**What the task asks:** Your task is to quote the material that follows, in full and exactly.

Stored data
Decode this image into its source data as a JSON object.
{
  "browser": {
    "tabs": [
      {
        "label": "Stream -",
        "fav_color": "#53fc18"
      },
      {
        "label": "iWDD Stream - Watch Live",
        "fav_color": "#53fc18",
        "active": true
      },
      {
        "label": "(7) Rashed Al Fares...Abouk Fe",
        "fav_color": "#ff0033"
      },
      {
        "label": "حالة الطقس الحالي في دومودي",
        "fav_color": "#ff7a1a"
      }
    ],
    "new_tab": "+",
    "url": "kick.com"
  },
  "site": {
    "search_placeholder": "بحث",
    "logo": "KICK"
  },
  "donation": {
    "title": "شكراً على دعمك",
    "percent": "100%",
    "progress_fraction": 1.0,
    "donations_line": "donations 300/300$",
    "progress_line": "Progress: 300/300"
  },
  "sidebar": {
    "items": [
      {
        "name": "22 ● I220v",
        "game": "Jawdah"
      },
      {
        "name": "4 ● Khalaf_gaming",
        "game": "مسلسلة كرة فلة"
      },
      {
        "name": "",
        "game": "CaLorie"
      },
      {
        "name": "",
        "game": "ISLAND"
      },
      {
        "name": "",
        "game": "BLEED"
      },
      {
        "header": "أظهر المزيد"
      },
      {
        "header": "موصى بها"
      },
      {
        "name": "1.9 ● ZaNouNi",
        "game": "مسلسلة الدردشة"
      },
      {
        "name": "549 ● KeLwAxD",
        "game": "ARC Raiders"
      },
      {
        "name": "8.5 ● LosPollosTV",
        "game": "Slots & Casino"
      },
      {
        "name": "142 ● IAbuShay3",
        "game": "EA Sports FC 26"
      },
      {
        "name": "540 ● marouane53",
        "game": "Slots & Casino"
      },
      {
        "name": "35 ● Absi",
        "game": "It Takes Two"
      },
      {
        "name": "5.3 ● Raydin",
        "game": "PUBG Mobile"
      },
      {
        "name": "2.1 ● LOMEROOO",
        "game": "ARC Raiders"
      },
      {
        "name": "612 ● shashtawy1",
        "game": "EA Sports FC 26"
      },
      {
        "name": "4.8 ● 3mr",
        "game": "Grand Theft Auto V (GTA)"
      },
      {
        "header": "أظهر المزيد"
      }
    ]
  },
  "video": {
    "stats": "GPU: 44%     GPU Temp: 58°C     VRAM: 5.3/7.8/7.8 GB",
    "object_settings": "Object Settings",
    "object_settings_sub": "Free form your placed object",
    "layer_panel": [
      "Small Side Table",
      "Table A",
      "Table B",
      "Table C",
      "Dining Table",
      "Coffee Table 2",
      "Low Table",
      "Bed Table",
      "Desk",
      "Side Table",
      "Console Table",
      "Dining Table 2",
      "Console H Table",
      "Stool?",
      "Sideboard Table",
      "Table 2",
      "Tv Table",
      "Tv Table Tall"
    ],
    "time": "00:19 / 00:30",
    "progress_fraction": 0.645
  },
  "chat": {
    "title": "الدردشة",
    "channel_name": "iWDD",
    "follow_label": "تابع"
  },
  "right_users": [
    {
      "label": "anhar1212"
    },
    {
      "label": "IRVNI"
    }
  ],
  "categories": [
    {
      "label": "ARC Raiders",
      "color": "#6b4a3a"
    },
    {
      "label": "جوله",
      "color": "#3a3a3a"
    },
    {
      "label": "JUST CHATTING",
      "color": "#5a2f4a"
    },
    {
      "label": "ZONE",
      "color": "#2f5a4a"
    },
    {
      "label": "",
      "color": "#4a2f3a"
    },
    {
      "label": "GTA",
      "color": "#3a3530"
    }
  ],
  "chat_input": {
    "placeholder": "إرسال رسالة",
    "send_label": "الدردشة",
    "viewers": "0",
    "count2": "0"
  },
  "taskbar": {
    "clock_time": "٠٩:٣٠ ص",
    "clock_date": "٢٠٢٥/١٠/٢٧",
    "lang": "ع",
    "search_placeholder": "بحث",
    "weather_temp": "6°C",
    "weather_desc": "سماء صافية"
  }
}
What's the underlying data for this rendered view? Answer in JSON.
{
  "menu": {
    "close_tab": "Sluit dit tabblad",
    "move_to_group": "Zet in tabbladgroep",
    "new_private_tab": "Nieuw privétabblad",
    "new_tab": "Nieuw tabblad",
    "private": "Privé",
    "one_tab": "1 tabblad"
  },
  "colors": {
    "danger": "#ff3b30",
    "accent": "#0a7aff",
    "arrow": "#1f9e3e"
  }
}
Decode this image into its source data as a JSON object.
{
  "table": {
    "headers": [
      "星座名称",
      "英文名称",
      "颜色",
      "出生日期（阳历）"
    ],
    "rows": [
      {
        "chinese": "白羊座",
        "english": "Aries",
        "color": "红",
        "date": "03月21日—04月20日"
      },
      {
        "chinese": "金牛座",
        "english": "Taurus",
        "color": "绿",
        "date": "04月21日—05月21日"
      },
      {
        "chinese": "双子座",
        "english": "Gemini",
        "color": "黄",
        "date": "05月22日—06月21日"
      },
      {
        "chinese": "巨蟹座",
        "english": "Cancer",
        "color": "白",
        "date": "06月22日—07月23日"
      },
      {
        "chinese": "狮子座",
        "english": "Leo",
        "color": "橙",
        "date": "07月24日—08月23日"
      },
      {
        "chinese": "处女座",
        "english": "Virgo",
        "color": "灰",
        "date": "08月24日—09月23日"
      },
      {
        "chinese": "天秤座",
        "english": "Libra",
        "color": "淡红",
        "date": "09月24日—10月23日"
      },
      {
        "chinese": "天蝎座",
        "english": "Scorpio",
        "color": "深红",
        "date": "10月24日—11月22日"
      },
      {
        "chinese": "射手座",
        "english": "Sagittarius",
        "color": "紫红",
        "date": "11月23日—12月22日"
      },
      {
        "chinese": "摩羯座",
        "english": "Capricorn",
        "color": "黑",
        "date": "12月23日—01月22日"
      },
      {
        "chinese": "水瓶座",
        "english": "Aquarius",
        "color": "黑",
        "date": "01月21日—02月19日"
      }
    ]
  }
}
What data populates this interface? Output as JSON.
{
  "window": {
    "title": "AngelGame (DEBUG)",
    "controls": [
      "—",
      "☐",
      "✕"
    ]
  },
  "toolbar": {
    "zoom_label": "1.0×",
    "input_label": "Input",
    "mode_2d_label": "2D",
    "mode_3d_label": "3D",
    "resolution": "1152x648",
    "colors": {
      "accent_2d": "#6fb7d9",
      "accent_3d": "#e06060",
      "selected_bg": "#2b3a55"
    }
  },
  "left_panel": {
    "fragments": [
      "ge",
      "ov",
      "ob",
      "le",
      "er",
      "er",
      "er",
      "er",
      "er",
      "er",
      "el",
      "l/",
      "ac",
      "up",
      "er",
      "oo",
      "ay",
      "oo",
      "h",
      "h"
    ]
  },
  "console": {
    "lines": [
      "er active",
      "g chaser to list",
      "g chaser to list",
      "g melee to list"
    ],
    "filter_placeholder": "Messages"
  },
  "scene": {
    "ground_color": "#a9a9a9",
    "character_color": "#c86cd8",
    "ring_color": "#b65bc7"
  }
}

**Result for this exercise:**
Decode this image into its source data as a JSON object.
{
  "browser": {
    "tabs": [
      {
        "label": "Stream -",
        "fav_color": "#53fc18"
      },
      {
        "label": "iWDD Stream - Watch Live",
        "fav_color": "#53fc18",
        "active": true
      },
      {
        "label": "(7) Rashed Al Fares...Abouk Fe",
        "fav_color": "#ff0033"
      },
      {
        "label": "حالة الطقس الحالي في دومودي",
        "fav_color": "#ff7a1a"
      }
    ],
    "new_tab": "+",
    "url": "kick.com"
  },
  "site": {
    "search_placeholder": "بحث",
    "logo": "KICK"
  },
  "donation": {
    "title": "شكراً على دعمك",
    "percent": "100%",
    "progress_fraction": 1.0,
    "donations_line": "donations 300/300$",
    "progress_line": "Progress: 300/300"
  },
  "sidebar": {
    "items": [
      {
        "name": "22 ● I220v",
        "game": "Jawdah"
      },
      {
        "name": "4 ● Khalaf_gaming",
        "game": "مسلسلة كرة فلة"
      },
      {
        "name": "",
        "game": "CaLorie"
      },
      {
        "name": "",
        "game": "ISLAND"
      },
      {
        "name": "",
        "game": "BLEED"
      },
      {
        "header": "أظهر المزيد"
      },
      {
        "header": "موصى بها"
      },
      {
        "name": "1.9 ● ZaNouNi",
        "game": "مسلسلة الدردشة"
      },
      {
        "name": "549 ● KeLwAxD",
        "game": "ARC Raiders"
      },
      {
        "name": "8.5 ● LosPollosTV",
        "game": "Slots & Casino"
      },
      {
        "name": "142 ● IAbuShay3",
        "game": "EA Sports FC 26"
      },
      {
        "name": "540 ● marouane53",
        "game": "Slots & Casino"
      },
      {
        "name": "35 ● Absi",
        "game": "It Takes Two"
      },
      {
        "name": "5.3 ● Raydin",
        "game": "PUBG Mobile"
      },
      {
        "name": "2.1 ● LOMEROOO",
        "game": "ARC Raiders"
      },
      {
        "name": "612 ● shashtawy1",
        "game": "EA Sports FC 26"
      },
      {
        "name": "4.8 ● 3mr",
        "game": "Grand Theft Auto V (GTA)"
      },
      {
        "header": "أظهر المزيد"
      }
    ]
  },
  "video": {
    "stats": "GPU: 44%     GPU Temp: 58°C     VRAM: 5.3/7.8/7.8 GB",
    "object_settings": "Object Settings",
    "object_settings_sub": "Free form your placed object",
    "layer_panel": [
      "Small Side Table",
      "Table A",
      "Table B",
      "Table C",
      "Dining Table",
      "Coffee Table 2",
      "Low Table",
      "Bed Table",
      "Desk",
      "Side Table",
      "Console Table",
      "Dining Table 2",
      "Console H Table",
      "Stool?",
      "Sideboard Table",
      "Table 2",
      "Tv Table",
      "Tv Table Tall"
    ],
    "time": "00:19 / 00:30",
    "progress_fraction": 0.645
  },
  "chat": {
    "title": "الدردشة",
    "channel_name": "iWDD",
    "follow_label": "تابع"
  },
  "right_users": [
    {
      "label": "anhar1212"
    },
    {
      "label": "IRVNI"
    }
  ],
  "categories": [
    {
      "label": "ARC Raiders",
      "color": "#6b4a3a"
    },
    {
      "label": "جوله",
      "color": "#3a3a3a"
    },
    {
      "label": "JUST CHATTING",
      "color": "#5a2f4a"
    },
    {
      "label": "ZONE",
      "color": "#2f5a4a"
    },
    {
      "label": "",
      "color": "#4a2f3a"
    },
    {
      "label": "GTA",
      "color": "#3a3530"
    }
  ],
  "chat_input": {
    "placeholder": "إرسال رسالة",
    "send_label": "الدردشة",
    "viewers": "0",
    "count2": "0"
  },
  "taskbar": {
    "clock_time": "٠٩:٣٠ ص",
    "clock_date": "٢٠٢٥/١٠/٢٧",
    "lang": "ع",
    "search_placeholder": "بحث",
    "weather_temp": "6°C",
    "weather_desc": "سماء صافية"
  }
}
What's the underlying data for this rendered view? Answer in JSON.
{
  "menu": {
    "close_tab": "Sluit dit tabblad",
    "move_to_group": "Zet in tabbladgroep",
    "new_private_tab": "Nieuw privétabblad",
    "new_tab": "Nieuw tabblad",
    "private": "Privé",
    "one_tab": "1 tabblad"
  },
  "colors": {
    "danger": "#ff3b30",
    "accent": "#0a7aff",
    "arrow": "#1f9e3e"
  }
}
Decode this image into its source data as a JSON object.
{
  "table": {
    "headers": [
      "星座名称",
      "英文名称",
      "颜色",
      "出生日期（阳历）"
    ],
    "rows": [
      {
        "chinese": "白羊座",
        "english": "Aries",
        "color": "红",
        "date": "03月21日—04月20日"
      },
      {
        "chinese": "金牛座",
        "english": "Taurus",
        "color": "绿",
        "date": "04月21日—05月21日"
      },
      {
        "chinese": "双子座",
        "english": "Gemini",
        "color": "黄",
        "date": "05月22日—06月21日"
      },
      {
        "chinese": "巨蟹座",
        "english": "Cancer",
        "color": "白",
        "date": "06月22日—07月23日"
      },
      {
        "chinese": "狮子座",
        "english": "Leo",
        "color": "橙",
        "date": "07月24日—08月23日"
      },
      {
        "chinese": "处女座",
        "english": "Virgo",
        "color": "灰",
        "date": "08月24日—09月23日"
      },
      {
        "chinese": "天秤座",
        "english": "Libra",
        "color": "淡红",
        "date": "09月24日—10月23日"
      },
      {
        "chinese": "天蝎座",
        "english": "Scorpio",
        "color": "深红",
        "date": "10月24日—11月22日"
      },
      {
        "chinese": "射手座",
        "english": "Sagittarius",
        "color": "紫红",
        "date": "11月23日—12月22日"
      },
      {
        "chinese": "摩羯座",
        "english": "Capricorn",
        "color": "黑",
        "date": "12月23日—01月22日"
      },
      {
        "chinese": "水瓶座",
        "english": "Aquarius",
        "color": "黑",
        "date": "01月21日—02月19日"
      }
    ]
  }
}
What data populates this interface? Output as JSON.
{
  "window": {
    "title": "AngelGame (DEBUG)",
    "controls": [
      "—",
      "☐",
      "✕"
    ]
  },
  "toolbar": {
    "zoom_label": "1.0×",
    "input_label": "Input",
    "mode_2d_label": "2D",
    "mode_3d_label": "3D",
    "resolution": "1152x648",
    "colors": {
      "accent_2d": "#6fb7d9",
      "accent_3d": "#e06060",
      "selected_bg": "#2b3a55"
    }
  },
  "left_panel": {
    "fragments": [
      "ge",
      "ov",
      "ob",
      "le",
      "er",
      "er",
      "er",
      "er",
      "er",
      "er",
      "el",
      "l/",
      "ac",
      "up",
      "er",
      "oo",
      "ay",
      "oo",
      "h",
      "h"
    ]
  },
  "console": {
    "lines": [
      "er active",
      "g chaser to list",
      "g chaser to list",
      "g melee to list"
    ],
    "filter_placeholder": "Messages"
  },
  "scene": {
    "ground_color": "#a9a9a9",
    "character_color": "#c86cd8",
    "ring_color": "#b65bc7"
  }
}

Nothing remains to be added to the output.